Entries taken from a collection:
* begin *
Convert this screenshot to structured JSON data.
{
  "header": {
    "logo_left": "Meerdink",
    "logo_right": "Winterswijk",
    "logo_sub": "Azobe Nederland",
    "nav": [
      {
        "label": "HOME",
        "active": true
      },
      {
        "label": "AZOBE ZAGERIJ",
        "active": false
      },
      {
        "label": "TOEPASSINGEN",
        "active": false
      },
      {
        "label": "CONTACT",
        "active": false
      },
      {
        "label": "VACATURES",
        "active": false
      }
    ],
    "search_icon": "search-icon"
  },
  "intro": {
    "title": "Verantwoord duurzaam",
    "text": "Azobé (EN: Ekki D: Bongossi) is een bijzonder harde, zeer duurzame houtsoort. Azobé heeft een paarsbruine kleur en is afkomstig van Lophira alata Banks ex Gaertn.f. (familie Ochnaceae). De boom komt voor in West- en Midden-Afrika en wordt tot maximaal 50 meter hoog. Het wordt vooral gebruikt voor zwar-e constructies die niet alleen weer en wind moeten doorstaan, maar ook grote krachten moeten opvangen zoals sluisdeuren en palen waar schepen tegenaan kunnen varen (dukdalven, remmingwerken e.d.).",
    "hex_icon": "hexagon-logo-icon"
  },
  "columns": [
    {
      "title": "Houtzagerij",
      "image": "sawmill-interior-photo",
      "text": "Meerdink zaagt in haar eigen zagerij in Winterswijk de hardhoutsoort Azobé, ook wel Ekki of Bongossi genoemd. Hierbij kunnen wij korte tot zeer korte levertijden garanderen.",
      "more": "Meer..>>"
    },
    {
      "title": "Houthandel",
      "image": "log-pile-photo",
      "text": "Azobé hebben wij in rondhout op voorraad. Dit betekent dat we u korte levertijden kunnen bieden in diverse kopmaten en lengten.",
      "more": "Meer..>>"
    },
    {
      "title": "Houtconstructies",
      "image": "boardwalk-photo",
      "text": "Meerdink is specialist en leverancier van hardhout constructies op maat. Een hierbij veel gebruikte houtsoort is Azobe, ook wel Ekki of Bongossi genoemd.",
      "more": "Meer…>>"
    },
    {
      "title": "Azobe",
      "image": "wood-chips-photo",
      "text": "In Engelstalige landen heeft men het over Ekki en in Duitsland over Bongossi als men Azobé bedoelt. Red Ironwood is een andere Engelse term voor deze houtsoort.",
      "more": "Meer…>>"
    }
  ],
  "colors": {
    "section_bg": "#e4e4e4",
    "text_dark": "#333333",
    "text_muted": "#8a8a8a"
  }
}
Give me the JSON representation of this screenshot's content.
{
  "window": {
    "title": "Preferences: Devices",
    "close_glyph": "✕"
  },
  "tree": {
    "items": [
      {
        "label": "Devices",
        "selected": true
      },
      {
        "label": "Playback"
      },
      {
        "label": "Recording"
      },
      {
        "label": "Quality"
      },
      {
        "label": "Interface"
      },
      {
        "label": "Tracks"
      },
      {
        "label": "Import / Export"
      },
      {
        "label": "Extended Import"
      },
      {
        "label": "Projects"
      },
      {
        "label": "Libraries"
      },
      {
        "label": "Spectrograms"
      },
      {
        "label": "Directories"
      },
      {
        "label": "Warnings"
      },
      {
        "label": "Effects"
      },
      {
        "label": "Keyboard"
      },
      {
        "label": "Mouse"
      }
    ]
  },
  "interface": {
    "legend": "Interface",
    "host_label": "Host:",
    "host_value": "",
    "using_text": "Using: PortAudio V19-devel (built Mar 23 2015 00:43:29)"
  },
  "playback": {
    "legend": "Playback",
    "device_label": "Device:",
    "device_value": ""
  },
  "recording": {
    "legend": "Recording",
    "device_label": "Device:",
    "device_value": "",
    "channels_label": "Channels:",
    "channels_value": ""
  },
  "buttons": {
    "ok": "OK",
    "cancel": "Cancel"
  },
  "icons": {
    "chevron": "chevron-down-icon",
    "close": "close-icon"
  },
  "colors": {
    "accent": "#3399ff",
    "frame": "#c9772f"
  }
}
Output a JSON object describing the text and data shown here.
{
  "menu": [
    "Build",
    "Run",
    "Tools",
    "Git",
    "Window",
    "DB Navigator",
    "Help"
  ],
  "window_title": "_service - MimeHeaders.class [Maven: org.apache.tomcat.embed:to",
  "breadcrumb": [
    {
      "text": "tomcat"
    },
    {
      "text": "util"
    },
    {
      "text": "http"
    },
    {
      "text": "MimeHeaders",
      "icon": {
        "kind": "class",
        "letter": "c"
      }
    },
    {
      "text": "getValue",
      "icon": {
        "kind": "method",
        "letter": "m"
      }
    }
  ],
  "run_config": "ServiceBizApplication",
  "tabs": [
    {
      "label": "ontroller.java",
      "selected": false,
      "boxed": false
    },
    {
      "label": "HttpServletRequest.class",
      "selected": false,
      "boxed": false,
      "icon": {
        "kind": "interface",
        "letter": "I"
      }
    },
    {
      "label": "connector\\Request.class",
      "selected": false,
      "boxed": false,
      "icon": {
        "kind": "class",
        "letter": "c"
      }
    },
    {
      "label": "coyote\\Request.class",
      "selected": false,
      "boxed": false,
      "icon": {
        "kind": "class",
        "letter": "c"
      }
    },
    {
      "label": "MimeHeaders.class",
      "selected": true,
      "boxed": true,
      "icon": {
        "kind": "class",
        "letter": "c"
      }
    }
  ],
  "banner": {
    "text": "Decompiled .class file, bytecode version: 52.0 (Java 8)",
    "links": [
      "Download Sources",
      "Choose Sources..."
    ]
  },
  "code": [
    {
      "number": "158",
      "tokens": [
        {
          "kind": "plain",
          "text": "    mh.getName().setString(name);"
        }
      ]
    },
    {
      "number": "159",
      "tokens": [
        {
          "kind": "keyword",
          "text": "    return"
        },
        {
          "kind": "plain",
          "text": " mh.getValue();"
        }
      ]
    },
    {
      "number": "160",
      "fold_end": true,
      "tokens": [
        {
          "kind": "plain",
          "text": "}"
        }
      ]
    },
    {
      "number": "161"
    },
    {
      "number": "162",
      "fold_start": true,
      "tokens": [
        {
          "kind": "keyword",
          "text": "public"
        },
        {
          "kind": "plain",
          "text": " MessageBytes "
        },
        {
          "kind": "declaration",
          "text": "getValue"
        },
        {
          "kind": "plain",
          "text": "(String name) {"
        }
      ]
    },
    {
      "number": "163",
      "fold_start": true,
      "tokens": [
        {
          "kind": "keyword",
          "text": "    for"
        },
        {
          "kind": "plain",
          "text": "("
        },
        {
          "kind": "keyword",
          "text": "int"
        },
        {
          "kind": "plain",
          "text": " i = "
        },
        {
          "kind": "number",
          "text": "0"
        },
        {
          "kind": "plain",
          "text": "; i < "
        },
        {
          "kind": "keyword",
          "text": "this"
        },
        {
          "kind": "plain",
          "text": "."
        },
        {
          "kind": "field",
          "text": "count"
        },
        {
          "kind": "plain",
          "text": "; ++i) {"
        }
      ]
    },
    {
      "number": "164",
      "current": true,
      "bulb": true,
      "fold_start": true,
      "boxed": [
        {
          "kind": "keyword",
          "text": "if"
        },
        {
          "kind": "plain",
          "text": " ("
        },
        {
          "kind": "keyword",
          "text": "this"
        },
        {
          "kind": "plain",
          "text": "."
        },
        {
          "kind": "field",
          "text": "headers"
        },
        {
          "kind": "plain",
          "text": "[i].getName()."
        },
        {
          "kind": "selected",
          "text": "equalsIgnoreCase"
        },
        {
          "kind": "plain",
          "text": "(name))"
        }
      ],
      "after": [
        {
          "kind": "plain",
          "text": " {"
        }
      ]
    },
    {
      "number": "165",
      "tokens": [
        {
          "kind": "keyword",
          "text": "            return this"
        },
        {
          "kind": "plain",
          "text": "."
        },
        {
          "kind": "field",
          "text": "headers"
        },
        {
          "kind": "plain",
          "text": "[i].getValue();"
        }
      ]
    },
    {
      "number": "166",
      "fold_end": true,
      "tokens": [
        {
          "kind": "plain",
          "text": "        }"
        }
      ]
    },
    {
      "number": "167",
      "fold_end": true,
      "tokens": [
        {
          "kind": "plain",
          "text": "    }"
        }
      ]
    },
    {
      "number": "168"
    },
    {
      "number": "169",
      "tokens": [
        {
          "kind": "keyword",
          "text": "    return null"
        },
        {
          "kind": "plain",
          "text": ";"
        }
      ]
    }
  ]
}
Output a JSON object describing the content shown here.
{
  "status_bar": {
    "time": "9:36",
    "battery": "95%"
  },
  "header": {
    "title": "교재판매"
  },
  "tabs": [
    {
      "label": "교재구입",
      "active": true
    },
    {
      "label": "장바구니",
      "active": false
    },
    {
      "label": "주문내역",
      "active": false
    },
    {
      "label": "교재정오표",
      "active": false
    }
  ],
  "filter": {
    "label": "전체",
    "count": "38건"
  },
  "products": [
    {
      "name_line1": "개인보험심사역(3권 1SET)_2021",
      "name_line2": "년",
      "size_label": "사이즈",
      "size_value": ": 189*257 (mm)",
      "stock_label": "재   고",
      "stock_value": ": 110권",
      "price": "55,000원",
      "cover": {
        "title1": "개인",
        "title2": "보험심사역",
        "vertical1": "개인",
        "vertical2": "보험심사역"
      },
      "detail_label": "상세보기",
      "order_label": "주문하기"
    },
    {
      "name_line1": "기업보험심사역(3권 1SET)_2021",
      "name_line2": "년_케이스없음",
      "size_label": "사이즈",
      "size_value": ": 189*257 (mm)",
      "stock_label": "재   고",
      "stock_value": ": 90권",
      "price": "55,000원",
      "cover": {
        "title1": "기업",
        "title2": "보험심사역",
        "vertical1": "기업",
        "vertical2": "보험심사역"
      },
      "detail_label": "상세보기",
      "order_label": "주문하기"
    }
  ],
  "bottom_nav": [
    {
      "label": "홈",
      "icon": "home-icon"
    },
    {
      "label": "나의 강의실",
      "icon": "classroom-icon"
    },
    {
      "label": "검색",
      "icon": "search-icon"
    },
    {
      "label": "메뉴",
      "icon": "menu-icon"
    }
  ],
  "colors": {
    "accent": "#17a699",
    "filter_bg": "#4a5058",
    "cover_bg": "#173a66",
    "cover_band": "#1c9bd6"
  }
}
* end *
The exercise:
Look over the material above and show each line where "JSON" appears.

Right answer:
Convert this screenshot to structured JSON data.
Give me the JSON representation of this screenshot's content.
Output a JSON object describing the text and data shown here.
Output a JSON object describing the content shown here.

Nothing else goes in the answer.